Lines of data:
______________________________

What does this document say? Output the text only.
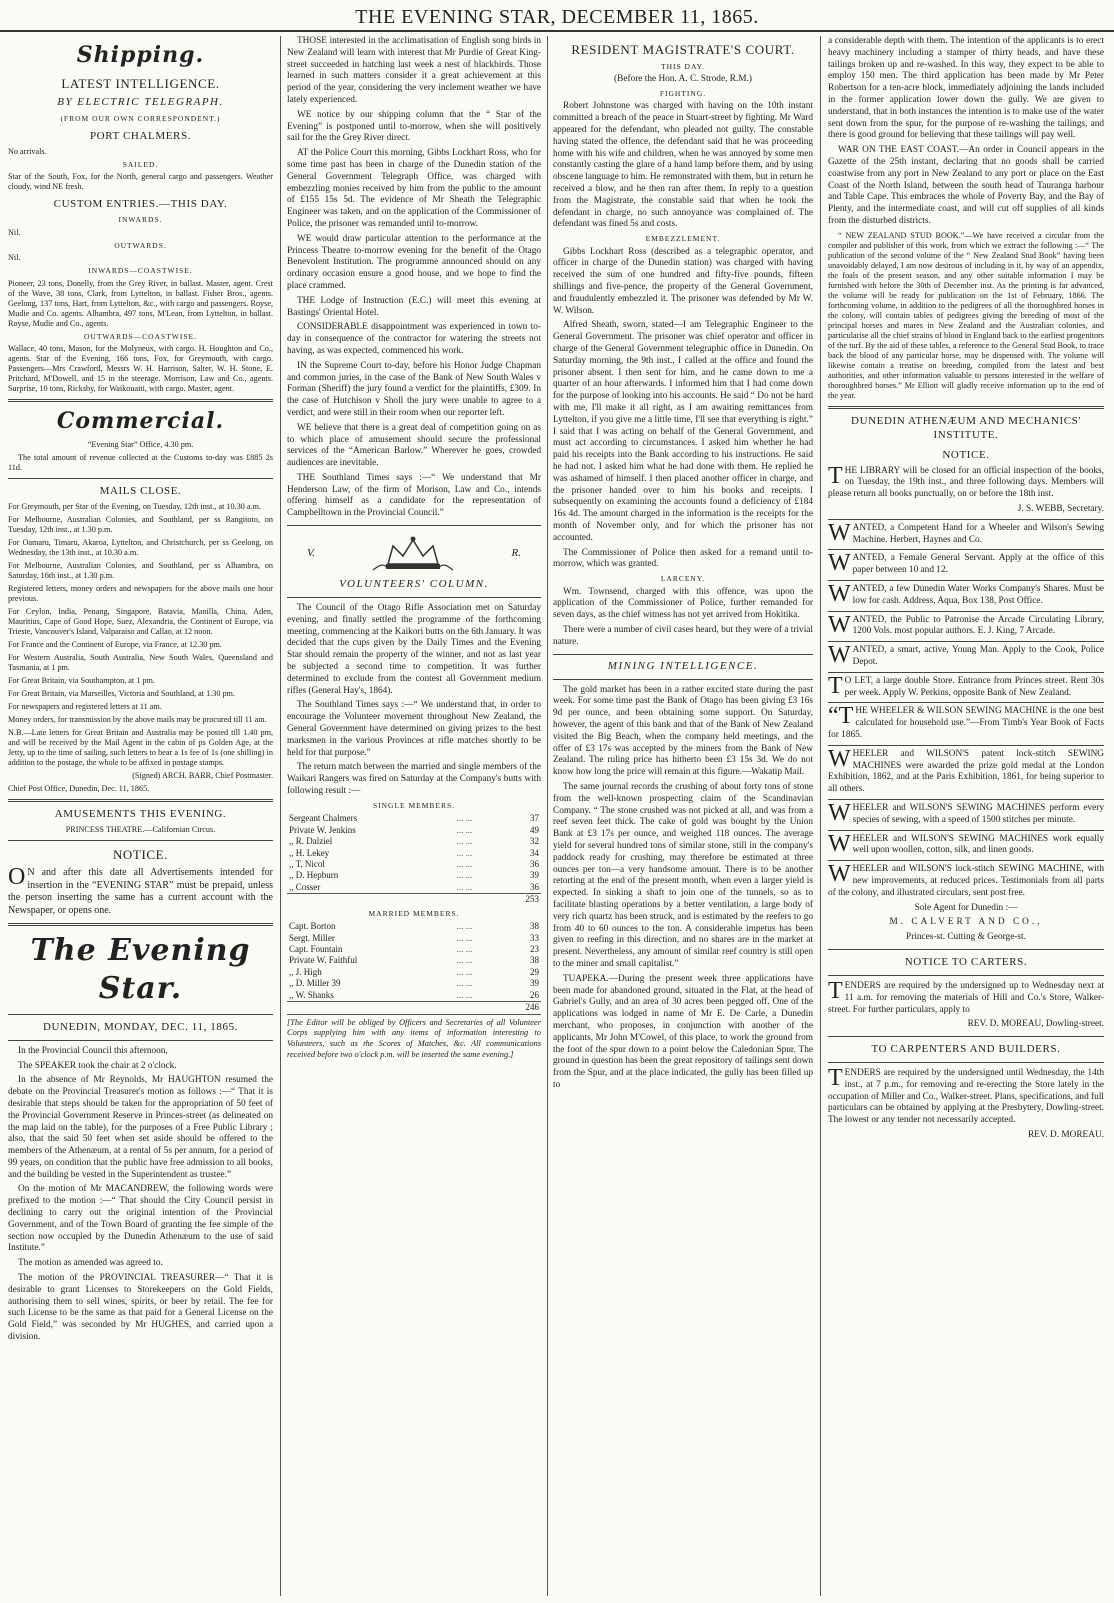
THE EVENING STAR, DECEMBER 11, 1865.
Shipping.
LATEST INTELLIGENCE.
BY ELECTRIC TELEGRAPH.
(FROM OUR OWN CORRESPONDENT.)
PORT CHALMERS.

No arrivals.

SAILED.

Star of the South, Fox, for the North, general cargo and passengers. Weather cloudy, wind NE fresh.

CUSTOM ENTRIES.—THIS DAY.
INWARDS.

Nil.

OUTWARDS.

Nil.

INWARDS—COASTWISE.

Pioneer, 23 tons, Donelly, from the Grey River, in ballast. Master, agent. Crest of the Wave, 38 tons, Clark, from Lyttelton, in ballast. Fisher Bros., agents. Geelong, 137 tons, Hart, from Lyttelton, &c., with cargo and passengers. Royse, Mudie and Co. agents. Alhambra, 497 tons, M'Lean, from Lyttelton, in ballast. Royse, Mudie and Co., agents.

OUTWARDS—COASTWISE.

Wallace, 40 tons, Mason, for the Molyneux, with cargo. H. Houghton and Co., agents. Star of the Evening, 166 tons, Fox, for Greymouth, with cargo. Passengers—Mrs Crawford, Messrs W. H. Harrison, Salter, W. H. Stone, E. Pritchard, M'Dowell, and 15 in the steerage. Morrison, Law and Co., agents. Surprise, 10 tons, Ricksby, for Waikouaiti, with cargo. Master, agent.

Commercial.

“Evening Star” Office, 4.30 pm.

The total amount of revenue collected at the Customs to-day was £885 2s 11d.

MAILS CLOSE.

For Greymouth, per Star of the Evening, on Tuesday, 12th inst., at 10.30 a.m.

For Melbourne, Australian Colonies, and Southland, per ss Rangitoto, on Tuesday, 12th inst., at 1.30 p.m.

For Oamaru, Timaru, Akaroa, Lyttelton, and Christchurch, per ss Geelong, on Wednesday, the 13th inst., at 10.30 a.m.

For Melbourne, Australian Colonies, and Southland, per ss Alhambra, on Saturday, 16th inst., at 1.30 p.m.

Registered letters, money orders and newspapers for the above mails one hour previous.

For Ceylon, India, Penang, Singapore, Batavia, Manilla, China, Aden, Mauritius, Cape of Good Hope, Suez, Alexandria, the Continent of Europe, via Trieste, Vancouver's Island, Valparaiso and Callao, at 12 noon.

For France and the Continent of Europe, via France, at 12.30 pm.

For Western Australia, South Australia, New South Wales, Queensland and Tasmania, at 1 pm.

For Great Britain, via Southampton, at 1 pm.

For Great Britain, via Marseilles, Victoria and Southland, at 1.30 pm.

For newspapers and registered letters at 11 am.

Money orders, for transmission by the above mails may be procured till 11 am.

N.B.—Late letters for Great Britain and Australia may be posted till 1.40 pm, and will be received by the Mail Agent in the cabin of ps Golden Age, at the Jetty, up to the time of sailing, such letters to bear a 1s fee of 1s (one shilling) in addition to the postage, the whole to be affixed in postage stamps.

(Signed) ARCH. BARR, Chief Postmaster.

Chief Post Office, Dunedin, Dec. 11, 1865.

AMUSEMENTS THIS EVENING.

PRINCESS THEATRE.—Californian Circus.

NOTICE.

ON and after this date all Advertisements intended for insertion in the “EVENING STAR” must be prepaid, unless the person inserting the same has a current account with the Newspaper, or opens one.

The Evening Star.
DUNEDIN, MONDAY, DEC. 11, 1865.

In the Provincial Council this afternoon,

The SPEAKER took the chair at 2 o'clock.

In the absence of Mr Reynolds, Mr HAUGHTON resumed the debate on the Provincial Treasurer's motion as follows :—“ That it is desirable that steps should be taken for the appropriation of 50 feet of the Provincial Government Reserve in Princes-street (as delineated on the map laid on the table), for the purposes of a Free Public Library ; also, that the said 50 feet when set aside should be offered to the members of the Athenæum, at a rental of 5s per annum, for a period of 99 years, on condition that the public have free admission to all books, and the building be vested in the Superintendent as trustee.”

On the motion of Mr MACANDREW, the following words were prefixed to the motion :—“ That should the City Council persist in declining to carry out the original intention of the Provincial Government, and of the Town Board of granting the fee simple of the section now occupied by the Dunedin Athenæum to the use of said Institute.”

The motion as amended was agreed to.

The motion of the PROVINCIAL TREASURER—“ That it is desirable to grant Licenses to Storekeepers on the Gold Fields, authorising them to sell wines, spirits, or beer by retail. The fee for such License to be the same as that paid for a General License on the Gold Field,” was seconded by Mr HUGHES, and carried upon a division.

THOSE interested in the acclimatisation of English song birds in New Zealand will learn with interest that Mr Purdie of Great King-street succeeded in hatching last week a nest of blackbirds. Those learned in such matters consider it a great achievement at this period of the year, considering the very inclement weather we have lately experienced.

WE notice by our shipping column that the “ Star of the Evening” is postponed until to-morrow, when she will positively sail for the the Grey River direct.

AT the Police Court this morning, Gibbs Lockhart Ross, who for some time past has been in charge of the Dunedin station of the General Government Telegraph Office, was charged with embezzling monies received by him from the public to the amount of £155 15s 5d. The evidence of Mr Sheath the Telegraphic Engineer was taken, and on the application of the Commissioner of Police, the prisoner was remanded until to-morrow.

WE would draw particular attention to the performance at the Princess Theatre to-morrow evening for the benefit of the Otago Benevolent Institution. The programme announced should on any ordinary occasion ensure a good house, and we hope to find the place crammed.

THE Lodge of Instruction (E.C.) will meet this evening at Bastings' Oriental Hotel.

CONSIDERABLE disappointment was experienced in town to-day in consequence of the contractor for watering the streets not having, as was expected, commenced his work.

IN the Supreme Court to-day, before his Honor Judge Chapman and common juries, in the case of the Bank of New South Wales v Forman (Sheriff) the jury found a verdict for the plaintiffs, £309. In the case of Hutchison v Sholl the jury were unable to agree to a verdict, and were still in their room when our reporter left.

WE believe that there is a great deal of competition going on as to which place of amusement should secure the professional services of the “American Barlow.” Wherever he goes, crowded audiences are inevitable.

THE Southland Times says :—“ We understand that Mr Henderson Law, of the firm of Morison, Law and Co., intends offering himself as a candidate for the representation of Campbelltown in the Provincial Council.”

V.	R.
VOLUNTEERS' COLUMN.

The Council of the Otago Rifle Association met on Saturday evening, and finally settled the programme of the forthcoming meeting, commencing at the Kaikori butts on the 6th January. It was decided that the cups given by the Daily Times and the Evening Star should remain the property of the winner, and not as last year be subjected a second time to competition. It was further determined to exclude from the contest all Government medium rifles (General Hay's, 1864).

The Southland Times says :—“ We understand that, in order to encourage the Volunteer movement throughout New Zealand, the General Government have determined on giving prizes to the best marksmen in the various Provinces at rifle matches shortly to be held for that purpose.”

The return match between the married and single members of the Waikari Rangers was fired on Saturday at the Company's butts with following result :—

SINGLE MEMBERS.
Sergeant Chalmers	... ...	37
Private W. Jenkins	... ...	49
,, R. Dalziel	... ...	32
,, H. Lekey	... ...	34
,, T. Nicol	... ...	36
,, D. Hepburn	... ...	39
,, Cosser	... ...	36
		253
MARRIED MEMBERS.
Capt. Borton	... ...	38
Sergt. Miller	... ...	33
Capt. Fountain	... ...	23
Private W. Faithful	... ...	38
,, J. High	... ...	29
,, D. Miller 39	... ...	39
,, W. Shanks	... ...	26
		246

[The Editor will be obliged by Officers and Secretaries of all Volunteer Corps supplying him with any items of information interesting to Volunteers, such as the Scores of Matches, &c. All communications received before two o'clock p.m. will be inserted the same evening.]

RESIDENT MAGISTRATE'S COURT.
THIS DAY.

(Before the Hon. A. C. Strode, R.M.)

FIGHTING.

Robert Johnstone was charged with having on the 10th instant committed a breach of the peace in Stuart-street by fighting. Mr Ward appeared for the defendant, who pleaded not guilty. The constable having stated the offence, the defendant said that he was proceeding home with his wife and children, when he was annoyed by some men constantly casting the glare of a hand lamp before them, and by using obscene language to him. He remonstrated with them, but in return he received a blow, and he then ran after them. In reply to a question from the Magistrate, the constable said that when he took the defendant in charge, no such annoyance was complained of. The defendant was fined 5s and costs.

EMBEZZLEMENT.

Gibbs Lockhart Ross (described as a telegraphic operator, and officer in charge of the Dunedin station) was charged with having received the sum of one hundred and fifty-five pounds, fifteen shillings and five-pence, the property of the General Government, and fraudulently embezzled it. The prisoner was defended by Mr W. W. Wilson.

Alfred Sheath, sworn, stated—I am Telegraphic Engineer to the General Government. The prisoner was chief operator and officer in charge of the General Government telegraphic office in Dunedin. On Saturday morning, the 9th inst., I called at the office and found the prisoner absent. I then sent for him, and he came down to me a quarter of an hour afterwards. I informed him that I had come down for the purpose of looking into his accounts. He said “ Do not be hard with me, I'll make it all right, as I am awaiting remittances from Lyttelton, if you give me a little time, I'll see that everything is right.” I said that I was acting on behalf of the General Government, and must act according to circumstances. I asked him whether he had paid his receipts into the Bank according to his instructions. He said he had not. I asked him what he had done with them. He replied he was ashamed of himself. I then placed another officer in charge, and the prisoner handed over to him his books and receipts. I subsequently on examining the accounts found a deficiency of £184 16s 4d. The amount charged in the information is the receipts for the month of November only, and for which the prisoner has not accounted.

The Commissioner of Police then asked for a remand until to-morrow, which was granted.

LARCENY.

Wm. Townsend, charged with this offence, was upon the application of the Commissioner of Police, further remanded for seven days, as the chief witness has not yet arrived from Hokitika.

There were a number of civil cases heard, but they were of a trivial nature.

MINING INTELLIGENCE.

The gold market has been in a rather excited state during the past week. For some time past the Bank of Otago has been giving £3 16s 9d per ounce, and been obtaining some support. On Saturday, however, the agent of this bank and that of the Bank of New Zealand visited the Big Beach, when the company held meetings, and the offer of £3 17s was accepted by the miners from the Bank of New Zealand. The ruling price has hitherto been £3 15s 3d. We do not know how long the price will remain at this figure.—Wakatip Mail.

The same journal records the crushing of about forty tons of stone from the well-known prospecting claim of the Scandinavian Company. “ The stone crushed was not picked at all, and was from a reef seven feet thick. The cake of gold was bought by the Union Bank at £3 17s per ounce, and weighed 118 ounces. The average yield for several hundred tons of similar stone, still in the company's paddock ready for crushing, may therefore be estimated at three ounces per ton—a very handsome amount. There is to be another retorting at the end of the present month, when even a larger yield is expected. In sinking a shaft to join one of the tunnels, so as to facilitate blasting operations by a better ventilation, a large body of very rich quartz has been struck, and is estimated by the reefers to go from 40 to 60 ounces to the ton. A considerable impetus has been given to reefing in this direction, and no shares are in the market at present. Nevertheless, any amount of similar reef country is still open to the miner and small capitalist.”

TUAPEKA.—During the present week three applications have been made for abandoned ground, situated in the Flat, at the head of Gabriel's Gully, and an area of 30 acres been pegged off. One of the applications was lodged in name of Mr E. De Carle, a Dunedin merchant, who proposes, in conjunction with another of the applicants, Mr John M'Cowel, of this place, to work the ground from the foot of the spur down to a point below the Caledonian Spur. The ground in question has been the great repository of tailings sent down from the Spur, and at the place indicated, the gully has been filled up to

a considerable depth with them. The intention of the applicants is to erect heavy machinery including a stamper of thirty heads, and have these tailings broken up and re-washed. In this way, they expect to be able to employ 150 men. The third application has been made by Mr Peter Robertson for a ten-acre block, immediately adjoining the lands included in the former application lower down the gully. We are given to understand, that in both instances the intention is to make use of the water sent down from the spur, for the purpose of re-washing the tailings, and there is good ground for believing that these tailings will pay well.

WAR ON THE EAST COAST.—An order in Council appears in the Gazette of the 25th instant, declaring that no goods shall be carried coastwise from any port in New Zealand to any port or place on the East Coast of the North Island, between the south head of Tauranga harbour and Table Cape. This embraces the whole of Poverty Bay, and the Bay of Plenty, and the intermediate coast, and will cut off supplies of all kinds from the disturbed districts.

“ NEW ZEALAND STUD BOOK.”—We have received a circular from the compiler and publisher of this work, from which we extract the following :—“ The publication of the second volume of the “ New Zealand Stud Book” having been unavoidably delayed, I am now desirous of including in it, by way of an appendix, the foals of the present season, and any other suitable information I may be furnished with before the 30th of December inst. As the printing is far advanced, the volume will be ready for publication on the 1st of February, 1866. The forthcoming volume, in addition to the pedigrees of all the thoroughbred horses in the colony, will contain tables of pedigrees giving the breeding of most of the principal horses and mares in New Zealand and the Australian colonies, and particularise all the chief strains of blood in England back to the earliest progenitors of the turf. By the aid of these tables, a reference to the General Stud Book, to trace back the blood of any particular horse, may be dispensed with. The volume will likewise contain a treatise on breeding, compiled from the latest and best authorities, and other information valuable to persons interested in the welfare of thoroughbred horses.” Mr Elliott will gladly receive information up to the end of the year.

DUNEDIN ATHENÆUM AND MECHANICS' INSTITUTE.
NOTICE.

THE LIBRARY will be closed for an official inspection of the books, on Tuesday, the 19th inst., and three following days. Members will please return all books punctually, on or before the 18th inst.

J. S. WEBB, Secretary.

WANTED, a Competent Hand for a Wheeler and Wilson's Sewing Machine. Herbert, Haynes and Co.
WANTED, a Female General Servant. Apply at the office of this paper between 10 and 12.
WANTED, a few Dunedin Water Works Company's Shares. Must be low for cash. Address, Aqua, Box 138, Post Office.
WANTED, the Public to Patronise the Arcade Circulating Library, 1200 Vols. most popular authors. E. J. King, 7 Arcade.
WANTED, a smart, active, Young Man. Apply to the Cook, Police Depot.
TO LET, a large double Store. Entrance from Princes street. Rent 30s per week. Apply W. Perkins, opposite Bank of New Zealand.
“THE WHEELER & WILSON SEWING MACHINE is the one best calculated for household use.”—From Timb's Year Book of Facts for 1865.
WHEELER and WILSON'S patent lock-stitch SEWING MACHINES were awarded the prize gold medal at the London Exhibition, 1862, and at the Paris Exhibition, 1861, for being superior to all others.
WHEELER and WILSON'S SEWING MACHINES perform every species of sewing, with a speed of 1500 stitches per minute.
WHEELER and WILSON'S SEWING MACHINES work equally well upon woollen, cotton, silk, and linen goods.
WHEELER and WILSON'S lock-stitch SEWING MACHINE, with new improvements, at reduced prices. Testimonials from all parts of the colony, and illustrated circulars, sent post free.

Sole Agent for Dunedin :—

M. CALVERT AND CO.,

Princes-st. Cutting & George-st.

NOTICE TO CARTERS.

TENDERS are required by the undersigned up to Wednesday next at 11 a.m. for removing the materials of Hill and Co.'s Store, Walker-street. For further particulars, apply to

REV. D. MOREAU, Dowling-street.

TO CARPENTERS AND BUILDERS.

TENDERS are required by the undersigned until Wednesday, the 14th inst., at 7 p.m., for removing and re-erecting the Store lately in the occupation of Miller and Co., Walker-street. Plans, specifications, and full particulars can be obtained by applying at the Presbytery, Dowling-street. The lowest or any tender not necessarily accepted.

REV. D. MOREAU.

______________________________

Work instructions: Gather up every line from the listing above in which the word "ground" occurs.

Output:
TUAPEKA.—During the present week three applications have been made for abandoned ground, situated in the Flat, at the head of Gabriel's Gully, and an area of 30 acres been pegged off. One of the applications was lodged in name of Mr E. De Carle, a Dunedin merchant, who proposes, in conjunction with another of the applicants, Mr John M'Cowel, of this place, to work the ground from the foot of the spur down to a point below the Caledonian Spur. The ground in question has been the great repository of tailings sent down from the Spur, and at the place indicated, the gully has been filled up to
a considerable depth with them. The intention of the applicants is to erect heavy machinery including a stamper of thirty heads, and have these tailings broken up and re-washed. In this way, they expect to be able to employ 150 men. The third application has been made by Mr Peter Robertson for a ten-acre block, immediately adjoining the lands included in the former application lower down the gully. We are given to understand, that in both instances the intention is to make use of the water sent down from the spur, for the purpose of re-washing the tailings, and there is good ground for believing that these tailings will pay well.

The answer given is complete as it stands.